AANGELEVERDE PASSAGE:
Ruimte maken voor God

© Geert Bles, Heerlen 2002



In de lezing van zojuist klinkt zesmaal het woord 'opnemen'. Blijkbaar een belangrijk woord. 'Wie u opneemt, neemt mij op; en wie mij opneemt, neemt Hem op die mij gezonden heeft, God dus.' Wie een profeet opneemt, wie een deugdzaam mens op­neemt, wie een van deze kleinen opneemt... een belangrijk woord dus.

 

Het is een geliefd gegeven in het O.T. Het verhaal van Abraham en Sara, die onverwachts drie vreemde gasten op bezoek krijgen, is heel bekend. Zij doen alles om hen gastvrij te op­nemen. En wat gebeurt?  Een kind wordt hun aangezegd, toekomst, zegen.

De eerste lezing van vandaag komt daarmee overeen: De sunamitische vrouw bouwt een kamertje om de profeet gastvrij te kunnen opnemen. En wat gebeurt? Een kind wordt haar aangezegd, toekomst, zegen.

 

In de lezingen vandaag gaat het over het opnemen van een profeet. Het verhaal van de eerste lezing is bewust gekozen om die ene zin uit het evangelie te onderstrepen: Wie een profeet op­neemt, omdat het een profeet is, krijgt het loon van een profeet. Wat betekent dat?

 

Een profeet staat niet zozeer voor iemand, die weet wat morgen gebeurt, maar veeleer voor iemand, die tegendraads is vandaag, die vandaag tegen de algemene stroom ingaat. Iemand, die een boodschap heeft, die de mensen niet graag horen. En die daarom  verzet oproept en (we zien dat vaak) maar een kort leven beschoren is. Johannes de Doper was zo'n profeet, Jezus van Nazareth was zo'n profeet, Romero was zo'n profeet. Zij werden uit de weg geruimd, omdat mensen, die het voor het zeggen hadden en die wat te verliezen hadden, hun boodschap niet pikten. Omdat die boodschap hun lieve leventje, hun eigen belan­gen verstoorde.

AANGELEVERD MATERIAAL:
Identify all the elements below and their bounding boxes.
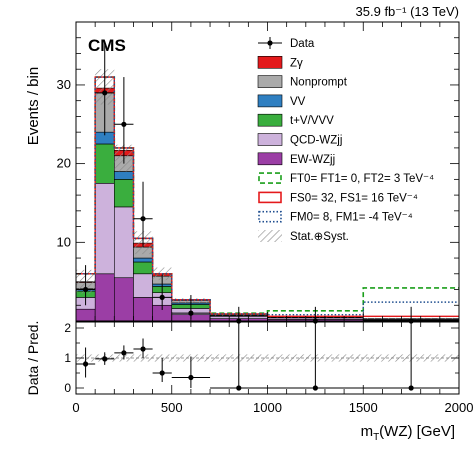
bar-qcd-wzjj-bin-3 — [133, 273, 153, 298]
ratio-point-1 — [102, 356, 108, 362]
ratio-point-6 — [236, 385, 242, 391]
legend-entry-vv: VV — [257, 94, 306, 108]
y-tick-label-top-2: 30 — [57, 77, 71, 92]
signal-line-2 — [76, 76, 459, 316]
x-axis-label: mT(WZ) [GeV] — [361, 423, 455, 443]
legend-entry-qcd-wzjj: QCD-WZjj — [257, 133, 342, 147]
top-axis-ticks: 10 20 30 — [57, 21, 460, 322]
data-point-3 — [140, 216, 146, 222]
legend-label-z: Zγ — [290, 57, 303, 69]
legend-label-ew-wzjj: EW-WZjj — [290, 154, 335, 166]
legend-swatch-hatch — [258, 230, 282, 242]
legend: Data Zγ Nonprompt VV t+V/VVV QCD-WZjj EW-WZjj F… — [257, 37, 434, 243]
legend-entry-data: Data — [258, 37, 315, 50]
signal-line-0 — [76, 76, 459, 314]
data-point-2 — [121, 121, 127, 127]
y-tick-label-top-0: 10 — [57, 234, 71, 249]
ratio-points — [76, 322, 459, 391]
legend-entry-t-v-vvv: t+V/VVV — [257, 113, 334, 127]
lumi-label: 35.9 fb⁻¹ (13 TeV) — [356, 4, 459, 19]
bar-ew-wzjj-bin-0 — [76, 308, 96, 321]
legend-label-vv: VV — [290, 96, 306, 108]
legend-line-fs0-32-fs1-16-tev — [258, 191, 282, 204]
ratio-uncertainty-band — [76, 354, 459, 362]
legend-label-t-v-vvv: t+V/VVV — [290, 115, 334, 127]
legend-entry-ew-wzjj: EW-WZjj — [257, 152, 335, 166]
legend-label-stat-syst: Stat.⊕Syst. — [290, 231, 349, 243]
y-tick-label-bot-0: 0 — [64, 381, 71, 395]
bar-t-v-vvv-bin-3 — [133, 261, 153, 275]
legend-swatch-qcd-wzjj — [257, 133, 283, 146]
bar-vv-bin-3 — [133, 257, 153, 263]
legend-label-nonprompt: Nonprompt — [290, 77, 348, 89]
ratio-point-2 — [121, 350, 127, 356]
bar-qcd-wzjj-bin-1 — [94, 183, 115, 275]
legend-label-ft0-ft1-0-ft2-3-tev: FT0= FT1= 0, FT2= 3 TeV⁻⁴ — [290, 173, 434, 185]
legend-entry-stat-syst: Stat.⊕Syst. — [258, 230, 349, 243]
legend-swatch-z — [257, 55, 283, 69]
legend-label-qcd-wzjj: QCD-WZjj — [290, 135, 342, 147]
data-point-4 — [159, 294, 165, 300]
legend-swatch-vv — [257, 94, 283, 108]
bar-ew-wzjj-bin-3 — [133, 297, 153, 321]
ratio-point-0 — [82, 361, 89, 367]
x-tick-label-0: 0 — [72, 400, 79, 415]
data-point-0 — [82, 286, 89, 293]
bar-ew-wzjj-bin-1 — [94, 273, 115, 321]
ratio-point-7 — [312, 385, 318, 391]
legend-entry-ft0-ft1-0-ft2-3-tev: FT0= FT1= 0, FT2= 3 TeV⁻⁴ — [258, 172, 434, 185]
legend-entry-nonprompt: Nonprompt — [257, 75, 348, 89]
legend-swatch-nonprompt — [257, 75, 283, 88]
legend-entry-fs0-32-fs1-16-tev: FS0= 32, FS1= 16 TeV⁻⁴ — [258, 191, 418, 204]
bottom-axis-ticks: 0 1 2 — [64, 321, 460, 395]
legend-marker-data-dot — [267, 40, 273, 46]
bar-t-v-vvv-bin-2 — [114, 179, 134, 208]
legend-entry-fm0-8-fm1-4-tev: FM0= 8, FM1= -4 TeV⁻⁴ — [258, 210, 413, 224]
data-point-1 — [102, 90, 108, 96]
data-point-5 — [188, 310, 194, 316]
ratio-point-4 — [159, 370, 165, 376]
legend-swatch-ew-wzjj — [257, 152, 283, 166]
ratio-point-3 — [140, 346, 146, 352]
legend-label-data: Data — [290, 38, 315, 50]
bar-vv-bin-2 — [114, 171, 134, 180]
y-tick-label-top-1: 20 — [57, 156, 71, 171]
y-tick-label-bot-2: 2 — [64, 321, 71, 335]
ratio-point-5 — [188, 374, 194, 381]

DOEL OPDRACHT: Geef alsjeblieft het vervolg van de preek over het opnemen van een profeet, beginnend na de laatste zin.

EINDRESULTAAT:
Wat is dan eigenlijk de boodschap van Jezus van Nazareth? Ik denk hier aan wat Matheus. verderop in hoofdstuk 25 zegt, waar Jezus spreekt over onze relaties met al die kleine onopvallende mensen om ons heen. Met mensen, die honger lijden; met mensen die uit een ander land gevlucht zijn en tussen ons in wonen; met mensen met een kleine portemonnee, die geen geld hebben om met de mode mee te doen en daarom verplicht zijn in de Winkel van Sinkel rond te neuzen en daar hun vakantiegeld te besteden; met mensen die door ziekte of ouderdom niet meer mee kun­nen; met mensen die alleen en eenzaam in het leven staan, weduwen en wezen; met mensen die in de gevangenis zijn geraakt en daar­door zichzelf en hun gezinnen voor de rest van hun leven getekend hebben.

 

Wanneer Jezus het over al die kleinen heeft, dan zegt Hij: 'Al wat gij gedaan hebt voor een van die kleinsten van mijn broeders of zusters, hebt ge voor mij gedaan'. Als je die mensen opneemt, neem je mij op, neem je God op. 

 

Een simpele boodschap, maar de uitvoering ervan  is niet gemakkelijk! Deze boodschap is bedreigend. Het gaat ons aan de kleren, het snijdt in ons vlees. Want het vertrouwde, wat van ons is, wat wij ver­worven heb­ben, wordt erdoor bedreigd. Het vertrouwde, de relatie met ouders, met familie, met buren en vrienden, komt onder druk te staan, als ik voor de vreemdelingen, voor die asiel­zoekers, voor de drugsverslaafden, voor de zwervers, voor de prostituees durf te kiezen.

 

Zouden we de harde woorden van het evan­gelie van vandaag zó moeten verstaan? "Wie meer houdt van zijn vader of moeder, van zijn zoon of dochter,  dan van mij, is mij niet waard?" In andere woorden: Wie omwille van de lieve vrede thuis dan maar niet kiest, is mij niet waard.

 

Wie of wat mij vertrouwd is, mag ik nooit als alibi gebruiken om niet thuis te geven aan het appčl dat van buiten op mij af komt. Wie of wat mij vertrouwd is, mag ik niet als excuus gebruiken om geen gehoor te geven aan het hulpgeroep van de kleine mensen, waar Jezus het over heeft.

 

Ja, de verleiding is groot om je ogen en oren en hart te sluiten voor dat geroep dat van buiten op je af komt. De verleiding is groot om je dan maar veilig en geborgen in te kapselen in het vertrouwde, in een wereldje van gelijkgezin­den, met vertrouwde opvattingen, omwille van de lieve vrede.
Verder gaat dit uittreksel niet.